* [PROBLEM DESCRIPTION]: Restate the whole of the material. Keep every word, and drop the pictures.

Data extracted from a collection:
+===+

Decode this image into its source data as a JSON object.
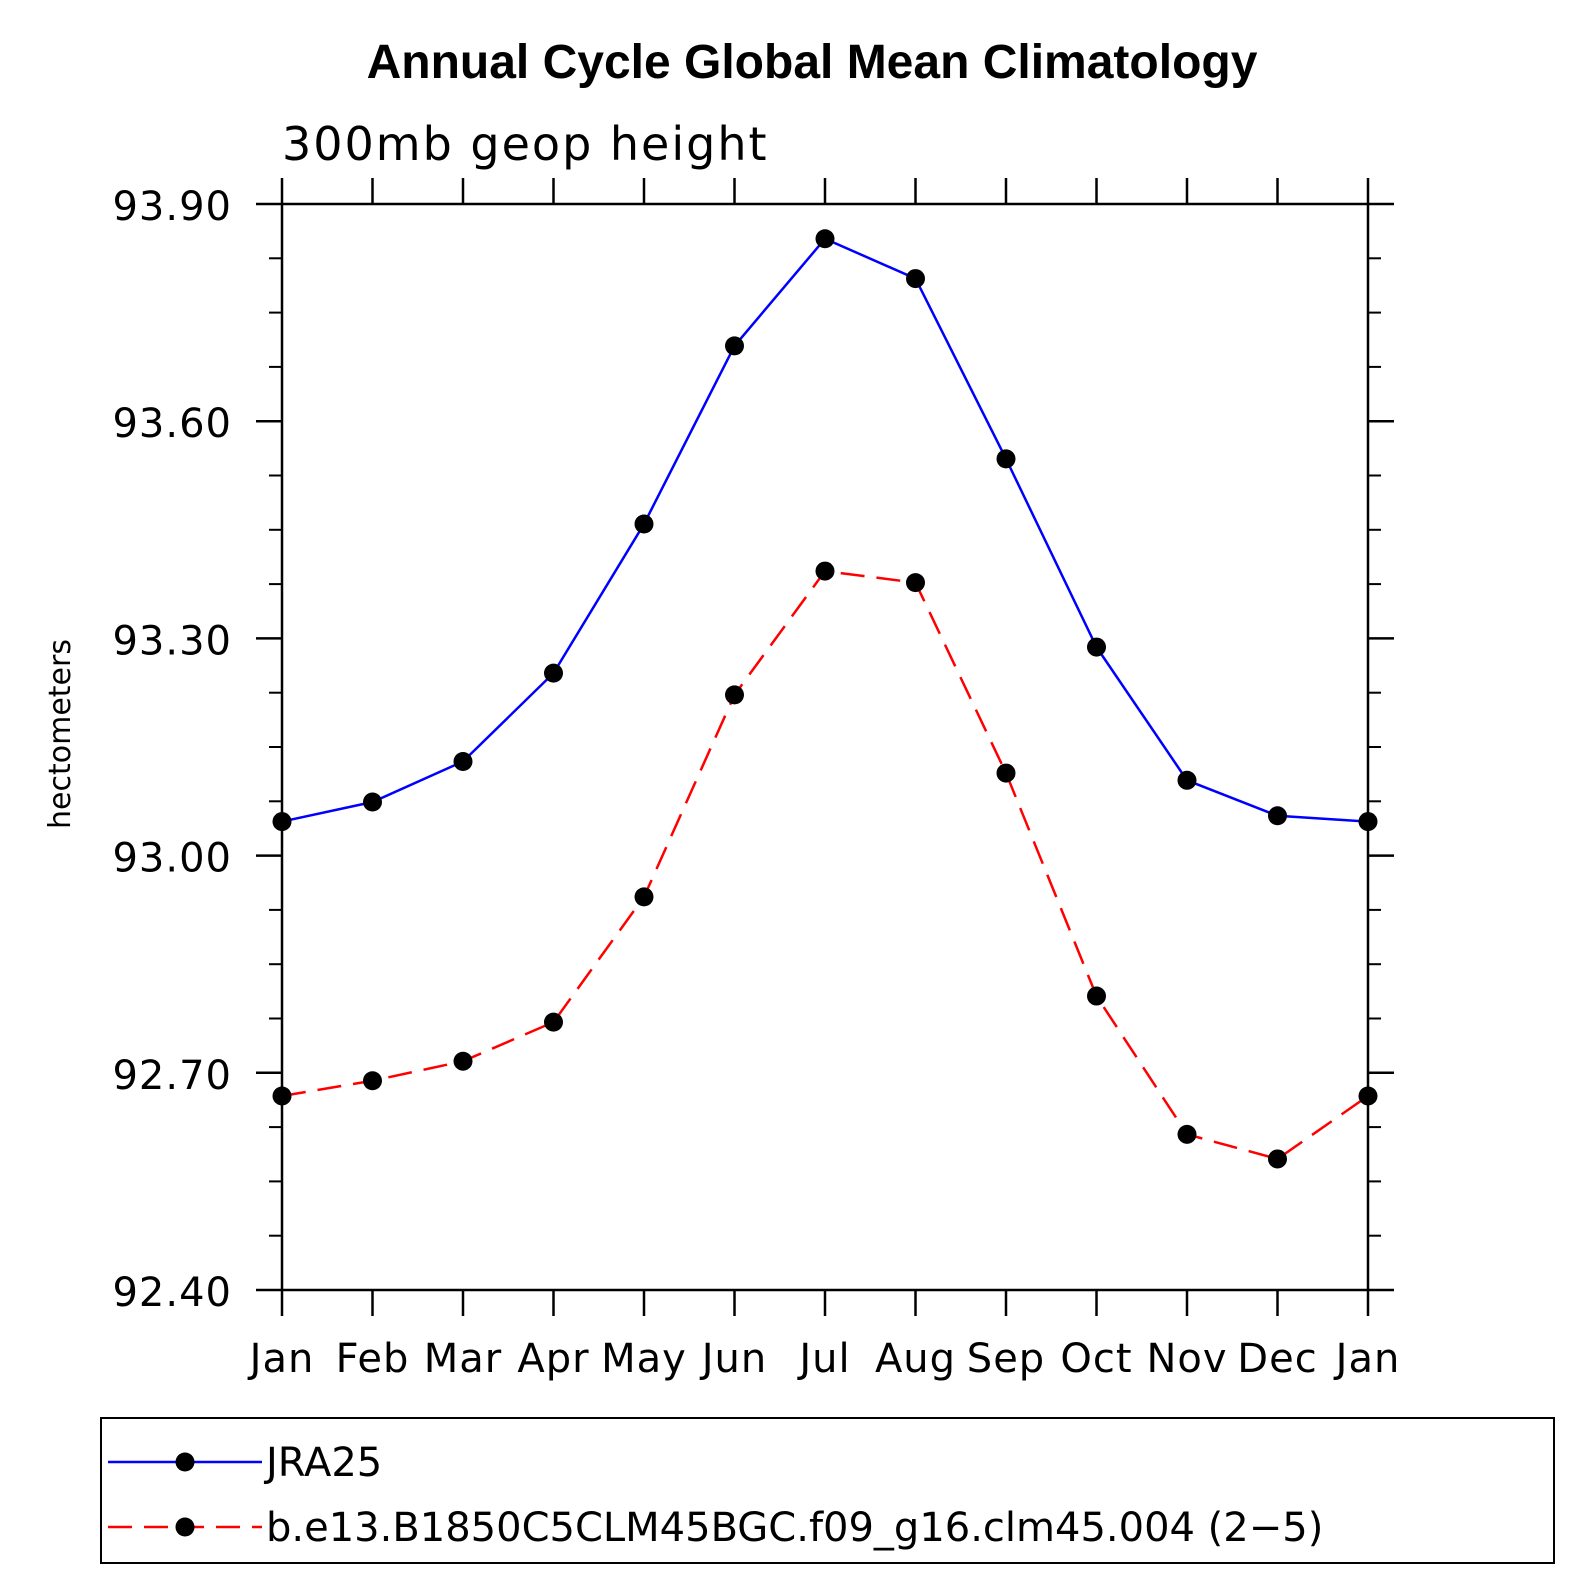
{
  "chart_data": {
    "type": "line",
    "title": "Annual Cycle Global Mean Climatology",
    "subtitle": "300mb geop height",
    "ylabel": "hectometers",
    "xlabel": "",
    "categories": [
      "Jan",
      "Feb",
      "Mar",
      "Apr",
      "May",
      "Jun",
      "Jul",
      "Aug",
      "Sep",
      "Oct",
      "Nov",
      "Dec",
      "Jan"
    ],
    "ylim": [
      92.4,
      93.9
    ],
    "yticks": [
      92.4,
      92.7,
      93.0,
      93.3,
      93.6,
      93.9
    ],
    "ytick_labels": [
      "92.40",
      "92.70",
      "93.00",
      "93.30",
      "93.60",
      "93.90"
    ],
    "minor_ticks_per_major": 3,
    "grid": false,
    "legend_position": "bottom",
    "series": [
      {
        "name": "JRA25",
        "color": "#0000ff",
        "line_style": "solid",
        "marker": "filled-circle",
        "values": [
          93.047,
          93.074,
          93.13,
          93.252,
          93.458,
          93.704,
          93.852,
          93.797,
          93.548,
          93.288,
          93.104,
          93.055,
          93.047
        ]
      },
      {
        "name": "b.e13.B1850C5CLM45BGC.f09_g16.clm45.004 (2−5)",
        "color": "#ff0000",
        "line_style": "dashed",
        "marker": "filled-circle",
        "values": [
          92.668,
          92.689,
          92.716,
          92.77,
          92.943,
          93.222,
          93.393,
          93.377,
          93.114,
          92.806,
          92.615,
          92.581,
          92.668
        ]
      }
    ]
  }
}
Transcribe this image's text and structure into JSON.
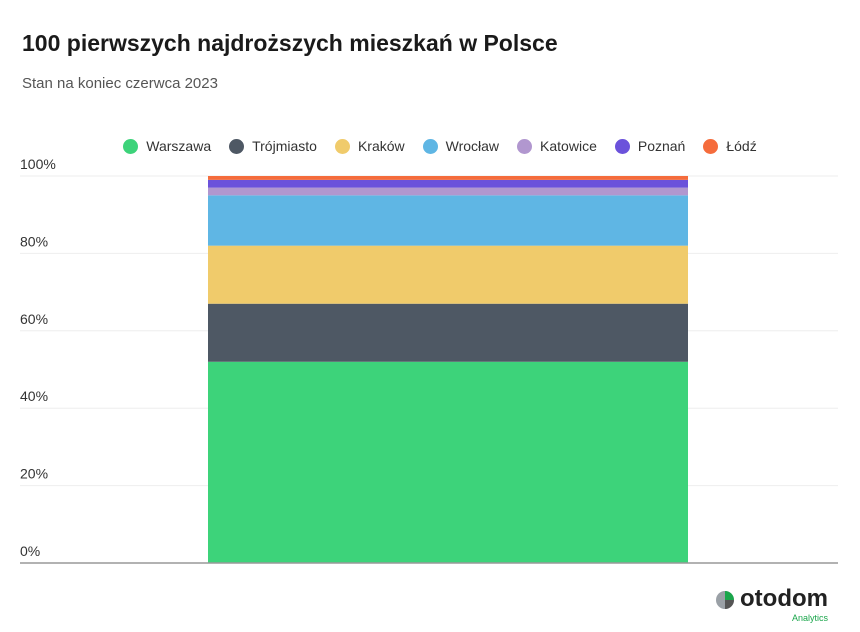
{
  "title": "100 pierwszych najdroższych mieszkań w Polsce",
  "subtitle": "Stan na koniec czerwca 2023",
  "logo": {
    "name": "otodom",
    "sub": "Analytics"
  },
  "chart_data": {
    "type": "bar",
    "stacked": true,
    "normalized": true,
    "categories": [
      ""
    ],
    "ylim": [
      0,
      100
    ],
    "yticks": [
      "0%",
      "20%",
      "40%",
      "60%",
      "80%",
      "100%"
    ],
    "grid": true,
    "legend": "top",
    "series": [
      {
        "name": "Warszawa",
        "values": [
          52
        ],
        "color": "#3dd37a"
      },
      {
        "name": "Trójmiasto",
        "values": [
          15
        ],
        "color": "#4e5864"
      },
      {
        "name": "Kraków",
        "values": [
          15
        ],
        "color": "#f0cb6b"
      },
      {
        "name": "Wrocław",
        "values": [
          13
        ],
        "color": "#5fb6e4"
      },
      {
        "name": "Katowice",
        "values": [
          2
        ],
        "color": "#b197cf"
      },
      {
        "name": "Poznań",
        "values": [
          2
        ],
        "color": "#6b52db"
      },
      {
        "name": "Łódź",
        "values": [
          1
        ],
        "color": "#f56c3c"
      }
    ]
  }
}
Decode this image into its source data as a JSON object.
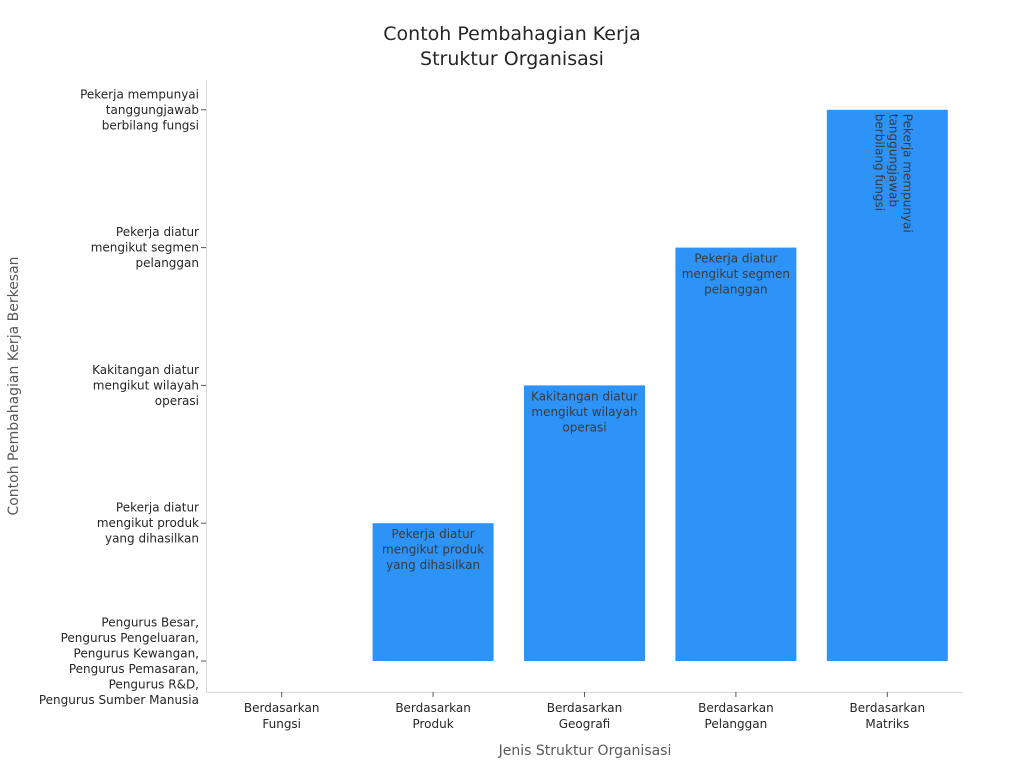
{
  "chart_data": {
    "type": "bar",
    "title": [
      "Contoh Pembahagian Kerja",
      "Struktur Organisasi"
    ],
    "xlabel": "Jenis Struktur Organisasi",
    "ylabel": "Contoh Pembahagian Kerja Berkesan",
    "categories": [
      [
        "Berdasarkan",
        "Fungsi"
      ],
      [
        "Berdasarkan",
        "Produk"
      ],
      [
        "Berdasarkan",
        "Geografi"
      ],
      [
        "Berdasarkan",
        "Pelanggan"
      ],
      [
        "Berdasarkan",
        "Matriks"
      ]
    ],
    "y_categories": [
      [
        "Pengurus Besar,",
        "Pengurus Pengeluaran,",
        "Pengurus Kewangan,",
        "Pengurus Pemasaran,",
        "Pengurus R&D,",
        "Pengurus Sumber Manusia"
      ],
      [
        "Pekerja diatur",
        "mengikut produk",
        "yang dihasilkan"
      ],
      [
        "Kakitangan diatur",
        "mengikut wilayah",
        "operasi"
      ],
      [
        "Pekerja diatur",
        "mengikut segmen",
        "pelanggan"
      ],
      [
        "Pekerja mempunyai",
        "tanggungjawab",
        "berbilang fungsi"
      ]
    ],
    "values": [
      0,
      1,
      2,
      3,
      4
    ],
    "bar_labels": [
      [],
      [
        "Pekerja diatur",
        "mengikut produk",
        "yang dihasilkan"
      ],
      [
        "Kakitangan diatur",
        "mengikut wilayah",
        "operasi"
      ],
      [
        "Pekerja diatur",
        "mengikut segmen",
        "pelanggan"
      ],
      [
        "Pekerja mempunyai",
        "tanggungjawab",
        "berbilang fungsi"
      ]
    ],
    "rotated_label_index": 4,
    "bar_color": "#2e93f7",
    "grid": false,
    "legend": "none"
  }
}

+===+

* [EXERCISE SOLUTION]:
Decode this image into its source data as a JSON object.
{
  "chart_data": {
    "type": "line",
    "title": "Annual Cycle Global Mean Climatology",
    "subtitle": "300mb geop height",
    "ylabel": "hectometers",
    "xlabel": "",
    "categories": [
      "Jan",
      "Feb",
      "Mar",
      "Apr",
      "May",
      "Jun",
      "Jul",
      "Aug",
      "Sep",
      "Oct",
      "Nov",
      "Dec",
      "Jan"
    ],
    "ylim": [
      92.4,
      93.9
    ],
    "yticks": [
      92.4,
      92.7,
      93.0,
      93.3,
      93.6,
      93.9
    ],
    "ytick_labels": [
      "92.40",
      "92.70",
      "93.00",
      "93.30",
      "93.60",
      "93.90"
    ],
    "minor_ticks_per_major": 3,
    "grid": false,
    "legend_position": "bottom",
    "series": [
      {
        "name": "JRA25",
        "color": "#0000ff",
        "line_style": "solid",
        "marker": "filled-circle",
        "values": [
          93.047,
          93.074,
          93.13,
          93.252,
          93.458,
          93.704,
          93.852,
          93.797,
          93.548,
          93.288,
          93.104,
          93.055,
          93.047
        ]
      },
      {
        "name": "b.e13.B1850C5CLM45BGC.f09_g16.clm45.004 (2−5)",
        "color": "#ff0000",
        "line_style": "dashed",
        "marker": "filled-circle",
        "values": [
          92.668,
          92.689,
          92.716,
          92.77,
          92.943,
          93.222,
          93.393,
          93.377,
          93.114,
          92.806,
          92.615,
          92.581,
          92.668
        ]
      }
    ]
  }
}
Transcribe this image's text and structure into JSON.
{
  "title": "100 pierwszych najdroższych mieszkań w Polsce",
  "subtitle": "Stan na koniec czerwca 2023",
  "logo": {
    "name": "otodom",
    "sub": "Analytics"
  },
  "chart_data": {
    "type": "bar",
    "stacked": true,
    "normalized": true,
    "categories": [
      ""
    ],
    "ylim": [
      0,
      100
    ],
    "yticks": [
      "0%",
      "20%",
      "40%",
      "60%",
      "80%",
      "100%"
    ],
    "grid": true,
    "legend": "top",
    "series": [
      {
        "name": "Warszawa",
        "values": [
          52
        ],
        "color": "#3dd37a"
      },
      {
        "name": "Trójmiasto",
        "values": [
          15
        ],
        "color": "#4e5864"
      },
      {
        "name": "Kraków",
        "values": [
          15
        ],
        "color": "#f0cb6b"
      },
      {
        "name": "Wrocław",
        "values": [
          13
        ],
        "color": "#5fb6e4"
      },
      {
        "name": "Katowice",
        "values": [
          2
        ],
        "color": "#b197cf"
      },
      {
        "name": "Poznań",
        "values": [
          2
        ],
        "color": "#6b52db"
      },
      {
        "name": "Łódź",
        "values": [
          1
        ],
        "color": "#f56c3c"
      }
    ]
  }
}
Decode this image into its source data as a JSON object.
{
  "chart_data": {
    "type": "bar",
    "title": [
      "Contoh Pembahagian Kerja",
      "Struktur Organisasi"
    ],
    "xlabel": "Jenis Struktur Organisasi",
    "ylabel": "Contoh Pembahagian Kerja Berkesan",
    "categories": [
      [
        "Berdasarkan",
        "Fungsi"
      ],
      [
        "Berdasarkan",
        "Produk"
      ],
      [
        "Berdasarkan",
        "Geografi"
      ],
      [
        "Berdasarkan",
        "Pelanggan"
      ],
      [
        "Berdasarkan",
        "Matriks"
      ]
    ],
    "y_categories": [
      [
        "Pengurus Besar,",
        "Pengurus Pengeluaran,",
        "Pengurus Kewangan,",
        "Pengurus Pemasaran,",
        "Pengurus R&D,",
        "Pengurus Sumber Manusia"
      ],
      [
        "Pekerja diatur",
        "mengikut produk",
        "yang dihasilkan"
      ],
      [
        "Kakitangan diatur",
        "mengikut wilayah",
        "operasi"
      ],
      [
        "Pekerja diatur",
        "mengikut segmen",
        "pelanggan"
      ],
      [
        "Pekerja mempunyai",
        "tanggungjawab",
        "berbilang fungsi"
      ]
    ],
    "values": [
      0,
      1,
      2,
      3,
      4
    ],
    "bar_labels": [
      [],
      [
        "Pekerja diatur",
        "mengikut produk",
        "yang dihasilkan"
      ],
      [
        "Kakitangan diatur",
        "mengikut wilayah",
        "operasi"
      ],
      [
        "Pekerja diatur",
        "mengikut segmen",
        "pelanggan"
      ],
      [
        "Pekerja mempunyai",
        "tanggungjawab",
        "berbilang fungsi"
      ]
    ],
    "rotated_label_index": 4,
    "bar_color": "#2e93f7",
    "grid": false,
    "legend": "none"
  }
}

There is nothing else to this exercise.